- Goal:
Copy every line of the records below that holds the word "Workspace".

Recorded data
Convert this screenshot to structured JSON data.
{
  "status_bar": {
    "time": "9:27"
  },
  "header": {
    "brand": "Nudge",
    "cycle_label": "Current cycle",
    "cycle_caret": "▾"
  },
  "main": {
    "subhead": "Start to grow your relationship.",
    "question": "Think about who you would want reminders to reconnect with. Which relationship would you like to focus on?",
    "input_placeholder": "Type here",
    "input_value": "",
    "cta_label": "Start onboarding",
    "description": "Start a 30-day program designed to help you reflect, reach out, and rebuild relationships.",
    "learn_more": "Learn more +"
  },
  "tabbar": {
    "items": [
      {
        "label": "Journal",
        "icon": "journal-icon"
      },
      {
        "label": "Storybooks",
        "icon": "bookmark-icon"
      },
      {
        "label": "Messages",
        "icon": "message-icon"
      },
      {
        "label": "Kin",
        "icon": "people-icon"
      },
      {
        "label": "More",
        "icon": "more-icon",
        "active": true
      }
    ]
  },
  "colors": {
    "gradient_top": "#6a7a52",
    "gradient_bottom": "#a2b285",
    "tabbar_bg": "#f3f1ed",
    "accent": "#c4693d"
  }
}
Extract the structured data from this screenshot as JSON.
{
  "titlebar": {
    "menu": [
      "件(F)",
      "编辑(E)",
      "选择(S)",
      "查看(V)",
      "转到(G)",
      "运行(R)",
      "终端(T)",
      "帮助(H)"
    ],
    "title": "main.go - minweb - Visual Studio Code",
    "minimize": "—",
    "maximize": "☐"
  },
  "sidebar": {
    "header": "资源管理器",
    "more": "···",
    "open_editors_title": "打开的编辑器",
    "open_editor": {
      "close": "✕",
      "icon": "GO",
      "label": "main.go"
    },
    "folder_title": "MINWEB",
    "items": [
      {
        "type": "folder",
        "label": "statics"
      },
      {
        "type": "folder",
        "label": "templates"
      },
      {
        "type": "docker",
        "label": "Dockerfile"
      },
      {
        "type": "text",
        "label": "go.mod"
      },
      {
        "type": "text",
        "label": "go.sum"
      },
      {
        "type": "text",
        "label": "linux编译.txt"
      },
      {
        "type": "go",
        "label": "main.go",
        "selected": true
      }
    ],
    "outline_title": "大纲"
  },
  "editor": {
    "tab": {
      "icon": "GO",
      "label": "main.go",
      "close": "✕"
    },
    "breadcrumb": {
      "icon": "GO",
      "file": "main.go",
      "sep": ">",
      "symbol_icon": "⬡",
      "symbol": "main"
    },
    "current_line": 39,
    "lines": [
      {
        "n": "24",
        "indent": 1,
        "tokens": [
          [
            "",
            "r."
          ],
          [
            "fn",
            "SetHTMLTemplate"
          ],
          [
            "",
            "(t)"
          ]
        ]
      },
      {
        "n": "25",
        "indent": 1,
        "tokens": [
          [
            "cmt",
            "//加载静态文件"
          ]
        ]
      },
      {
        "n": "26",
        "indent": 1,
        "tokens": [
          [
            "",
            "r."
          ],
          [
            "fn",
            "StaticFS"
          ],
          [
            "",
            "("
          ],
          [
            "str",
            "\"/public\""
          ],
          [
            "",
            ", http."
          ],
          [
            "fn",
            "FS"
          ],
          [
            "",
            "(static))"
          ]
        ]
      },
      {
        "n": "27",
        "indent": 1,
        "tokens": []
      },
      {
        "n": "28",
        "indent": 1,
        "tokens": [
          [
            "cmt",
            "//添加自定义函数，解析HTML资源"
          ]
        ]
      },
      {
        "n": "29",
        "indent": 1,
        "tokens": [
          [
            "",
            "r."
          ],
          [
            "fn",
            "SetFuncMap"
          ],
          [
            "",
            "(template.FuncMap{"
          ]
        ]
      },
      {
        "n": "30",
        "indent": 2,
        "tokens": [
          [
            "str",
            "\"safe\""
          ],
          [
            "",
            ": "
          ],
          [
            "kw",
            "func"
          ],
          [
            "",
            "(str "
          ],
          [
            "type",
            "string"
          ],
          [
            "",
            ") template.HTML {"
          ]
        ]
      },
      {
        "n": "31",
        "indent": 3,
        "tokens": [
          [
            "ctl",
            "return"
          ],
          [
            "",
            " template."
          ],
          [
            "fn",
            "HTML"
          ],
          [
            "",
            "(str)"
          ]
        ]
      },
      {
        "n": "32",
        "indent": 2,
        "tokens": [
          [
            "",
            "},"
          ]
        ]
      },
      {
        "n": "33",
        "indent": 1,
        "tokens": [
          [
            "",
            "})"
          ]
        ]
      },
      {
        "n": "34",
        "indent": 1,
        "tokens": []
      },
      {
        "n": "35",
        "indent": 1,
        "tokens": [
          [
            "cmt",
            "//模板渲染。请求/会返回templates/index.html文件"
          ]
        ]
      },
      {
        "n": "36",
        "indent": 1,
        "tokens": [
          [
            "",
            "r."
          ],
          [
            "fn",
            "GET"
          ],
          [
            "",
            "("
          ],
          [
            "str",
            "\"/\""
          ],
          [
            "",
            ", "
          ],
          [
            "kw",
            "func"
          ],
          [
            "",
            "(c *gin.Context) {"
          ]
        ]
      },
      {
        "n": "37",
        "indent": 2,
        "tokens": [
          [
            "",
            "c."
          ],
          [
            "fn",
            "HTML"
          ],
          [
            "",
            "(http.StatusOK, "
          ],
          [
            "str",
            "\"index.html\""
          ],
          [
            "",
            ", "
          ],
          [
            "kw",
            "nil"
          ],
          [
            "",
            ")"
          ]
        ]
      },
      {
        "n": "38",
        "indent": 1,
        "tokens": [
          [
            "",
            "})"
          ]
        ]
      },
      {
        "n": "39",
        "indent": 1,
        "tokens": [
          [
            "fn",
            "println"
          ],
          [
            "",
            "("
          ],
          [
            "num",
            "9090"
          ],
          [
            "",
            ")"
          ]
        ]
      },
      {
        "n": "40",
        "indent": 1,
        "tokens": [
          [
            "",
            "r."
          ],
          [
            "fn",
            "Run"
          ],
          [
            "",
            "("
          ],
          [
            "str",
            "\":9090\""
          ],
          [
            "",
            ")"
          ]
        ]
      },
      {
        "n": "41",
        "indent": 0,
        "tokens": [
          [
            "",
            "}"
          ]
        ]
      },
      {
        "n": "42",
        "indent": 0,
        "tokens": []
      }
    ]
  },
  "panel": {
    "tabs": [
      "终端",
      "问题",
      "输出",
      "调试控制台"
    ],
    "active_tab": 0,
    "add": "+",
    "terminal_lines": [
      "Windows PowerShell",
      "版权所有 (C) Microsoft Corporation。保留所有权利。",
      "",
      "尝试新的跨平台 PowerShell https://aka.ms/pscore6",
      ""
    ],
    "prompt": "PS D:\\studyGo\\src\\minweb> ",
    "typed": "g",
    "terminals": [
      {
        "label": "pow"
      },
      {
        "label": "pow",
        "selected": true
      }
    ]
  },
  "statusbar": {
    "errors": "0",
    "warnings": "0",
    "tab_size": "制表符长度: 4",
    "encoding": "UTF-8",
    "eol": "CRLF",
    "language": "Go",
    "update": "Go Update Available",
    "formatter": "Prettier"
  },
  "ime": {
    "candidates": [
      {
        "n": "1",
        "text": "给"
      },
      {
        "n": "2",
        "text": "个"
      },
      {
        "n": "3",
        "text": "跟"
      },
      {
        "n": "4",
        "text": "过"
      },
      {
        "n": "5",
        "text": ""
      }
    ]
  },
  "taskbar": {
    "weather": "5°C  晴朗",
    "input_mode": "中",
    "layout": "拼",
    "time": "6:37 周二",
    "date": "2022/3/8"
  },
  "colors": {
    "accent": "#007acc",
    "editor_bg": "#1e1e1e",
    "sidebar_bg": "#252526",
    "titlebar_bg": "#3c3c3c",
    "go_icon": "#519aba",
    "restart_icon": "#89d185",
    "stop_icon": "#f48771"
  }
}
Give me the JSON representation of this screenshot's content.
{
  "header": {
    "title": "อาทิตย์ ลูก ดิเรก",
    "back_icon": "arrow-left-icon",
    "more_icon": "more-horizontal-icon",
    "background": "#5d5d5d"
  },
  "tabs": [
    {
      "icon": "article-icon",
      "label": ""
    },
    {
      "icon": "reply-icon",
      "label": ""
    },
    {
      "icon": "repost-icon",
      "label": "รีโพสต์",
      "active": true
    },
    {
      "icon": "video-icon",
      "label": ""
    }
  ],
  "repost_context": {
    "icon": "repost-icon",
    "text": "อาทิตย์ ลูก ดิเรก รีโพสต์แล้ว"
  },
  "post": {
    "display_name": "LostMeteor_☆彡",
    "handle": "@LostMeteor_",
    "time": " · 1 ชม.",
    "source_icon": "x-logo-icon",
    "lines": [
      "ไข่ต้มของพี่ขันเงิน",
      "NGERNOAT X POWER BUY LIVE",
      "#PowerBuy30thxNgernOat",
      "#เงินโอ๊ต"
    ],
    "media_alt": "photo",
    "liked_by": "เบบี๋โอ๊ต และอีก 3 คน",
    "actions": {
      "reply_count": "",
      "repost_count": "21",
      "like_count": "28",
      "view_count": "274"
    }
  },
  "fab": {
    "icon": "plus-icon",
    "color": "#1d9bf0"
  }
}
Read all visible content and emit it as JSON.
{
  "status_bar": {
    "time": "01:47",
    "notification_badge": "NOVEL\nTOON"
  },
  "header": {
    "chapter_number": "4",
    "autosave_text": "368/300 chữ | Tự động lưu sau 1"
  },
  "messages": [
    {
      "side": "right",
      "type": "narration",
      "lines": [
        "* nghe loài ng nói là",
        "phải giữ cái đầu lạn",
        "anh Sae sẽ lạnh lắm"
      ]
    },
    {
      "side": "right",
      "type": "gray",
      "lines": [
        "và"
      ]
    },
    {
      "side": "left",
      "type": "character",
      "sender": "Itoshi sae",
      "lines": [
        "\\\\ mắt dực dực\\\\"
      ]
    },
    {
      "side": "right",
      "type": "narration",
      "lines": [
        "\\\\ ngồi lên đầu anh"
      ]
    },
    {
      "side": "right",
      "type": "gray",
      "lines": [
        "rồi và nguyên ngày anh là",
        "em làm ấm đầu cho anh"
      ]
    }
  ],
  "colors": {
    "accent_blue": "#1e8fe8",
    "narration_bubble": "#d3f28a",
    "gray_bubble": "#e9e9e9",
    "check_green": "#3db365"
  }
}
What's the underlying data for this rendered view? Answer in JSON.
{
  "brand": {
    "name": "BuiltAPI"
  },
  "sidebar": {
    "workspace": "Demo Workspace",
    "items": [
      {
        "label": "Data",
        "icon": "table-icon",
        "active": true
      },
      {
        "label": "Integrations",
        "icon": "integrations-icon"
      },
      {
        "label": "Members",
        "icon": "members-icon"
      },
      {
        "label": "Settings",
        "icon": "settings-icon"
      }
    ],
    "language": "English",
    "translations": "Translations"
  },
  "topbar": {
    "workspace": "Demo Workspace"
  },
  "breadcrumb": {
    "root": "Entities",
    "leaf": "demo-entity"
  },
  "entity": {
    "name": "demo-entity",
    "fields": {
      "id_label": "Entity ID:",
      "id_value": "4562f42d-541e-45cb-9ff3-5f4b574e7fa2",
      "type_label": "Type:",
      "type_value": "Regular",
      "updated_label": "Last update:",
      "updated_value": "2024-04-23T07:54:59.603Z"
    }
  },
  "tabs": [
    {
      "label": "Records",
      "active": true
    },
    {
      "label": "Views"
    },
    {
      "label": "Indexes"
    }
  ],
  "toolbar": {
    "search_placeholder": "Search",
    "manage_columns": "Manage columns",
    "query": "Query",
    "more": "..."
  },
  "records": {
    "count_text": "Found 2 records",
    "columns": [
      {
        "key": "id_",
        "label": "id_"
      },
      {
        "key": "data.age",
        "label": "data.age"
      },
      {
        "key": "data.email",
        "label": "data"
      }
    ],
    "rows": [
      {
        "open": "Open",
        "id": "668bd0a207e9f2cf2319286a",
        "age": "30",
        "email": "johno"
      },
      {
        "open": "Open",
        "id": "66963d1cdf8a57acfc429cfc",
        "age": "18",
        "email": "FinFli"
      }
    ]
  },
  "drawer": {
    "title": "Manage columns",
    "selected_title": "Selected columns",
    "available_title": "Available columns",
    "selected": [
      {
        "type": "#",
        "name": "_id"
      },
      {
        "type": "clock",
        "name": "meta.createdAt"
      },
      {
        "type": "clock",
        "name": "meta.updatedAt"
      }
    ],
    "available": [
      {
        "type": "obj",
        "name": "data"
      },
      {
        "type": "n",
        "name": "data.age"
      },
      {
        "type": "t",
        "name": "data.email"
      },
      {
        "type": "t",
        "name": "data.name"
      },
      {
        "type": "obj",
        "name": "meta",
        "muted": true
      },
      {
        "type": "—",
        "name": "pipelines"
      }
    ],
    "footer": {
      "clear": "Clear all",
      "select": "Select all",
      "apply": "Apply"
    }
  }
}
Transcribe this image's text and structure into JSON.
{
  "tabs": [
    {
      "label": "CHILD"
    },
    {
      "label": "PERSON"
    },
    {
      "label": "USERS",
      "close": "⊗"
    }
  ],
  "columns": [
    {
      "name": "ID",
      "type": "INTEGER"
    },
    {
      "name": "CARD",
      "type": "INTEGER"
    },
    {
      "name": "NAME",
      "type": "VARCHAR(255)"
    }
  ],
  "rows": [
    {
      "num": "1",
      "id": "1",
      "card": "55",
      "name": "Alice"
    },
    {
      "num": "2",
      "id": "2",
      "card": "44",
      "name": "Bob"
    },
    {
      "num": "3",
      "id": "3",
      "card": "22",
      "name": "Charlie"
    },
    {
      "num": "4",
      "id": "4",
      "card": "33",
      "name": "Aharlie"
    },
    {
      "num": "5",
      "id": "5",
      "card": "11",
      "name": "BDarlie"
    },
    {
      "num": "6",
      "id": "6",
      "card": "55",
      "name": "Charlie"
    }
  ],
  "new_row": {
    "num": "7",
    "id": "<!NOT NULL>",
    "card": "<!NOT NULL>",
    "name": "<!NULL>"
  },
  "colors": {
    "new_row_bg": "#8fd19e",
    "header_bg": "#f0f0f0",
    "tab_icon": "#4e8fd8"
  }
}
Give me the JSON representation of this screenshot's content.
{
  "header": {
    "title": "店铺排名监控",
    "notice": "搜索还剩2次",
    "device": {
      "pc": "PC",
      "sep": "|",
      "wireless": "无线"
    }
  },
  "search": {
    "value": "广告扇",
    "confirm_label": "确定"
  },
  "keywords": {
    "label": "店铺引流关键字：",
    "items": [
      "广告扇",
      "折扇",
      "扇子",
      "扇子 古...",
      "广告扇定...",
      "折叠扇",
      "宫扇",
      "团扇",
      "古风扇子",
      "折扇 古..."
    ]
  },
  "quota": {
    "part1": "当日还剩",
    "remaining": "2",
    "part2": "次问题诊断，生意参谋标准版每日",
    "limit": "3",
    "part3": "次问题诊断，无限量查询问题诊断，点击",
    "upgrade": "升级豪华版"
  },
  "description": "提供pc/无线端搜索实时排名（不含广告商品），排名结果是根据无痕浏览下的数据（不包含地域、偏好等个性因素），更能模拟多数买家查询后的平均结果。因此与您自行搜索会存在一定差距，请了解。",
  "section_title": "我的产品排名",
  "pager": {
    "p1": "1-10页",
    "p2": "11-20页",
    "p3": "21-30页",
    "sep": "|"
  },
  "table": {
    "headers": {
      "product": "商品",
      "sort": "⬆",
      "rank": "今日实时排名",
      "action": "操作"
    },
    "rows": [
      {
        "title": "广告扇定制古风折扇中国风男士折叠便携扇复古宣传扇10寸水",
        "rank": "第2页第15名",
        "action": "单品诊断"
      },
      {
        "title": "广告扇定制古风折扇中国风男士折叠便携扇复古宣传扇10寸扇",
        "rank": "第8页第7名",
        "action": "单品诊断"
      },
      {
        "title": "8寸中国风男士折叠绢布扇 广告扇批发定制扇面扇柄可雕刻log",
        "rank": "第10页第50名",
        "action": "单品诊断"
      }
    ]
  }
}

- Final answer:
    "workspace": "Demo Workspace",
    "workspace": "Demo Workspace"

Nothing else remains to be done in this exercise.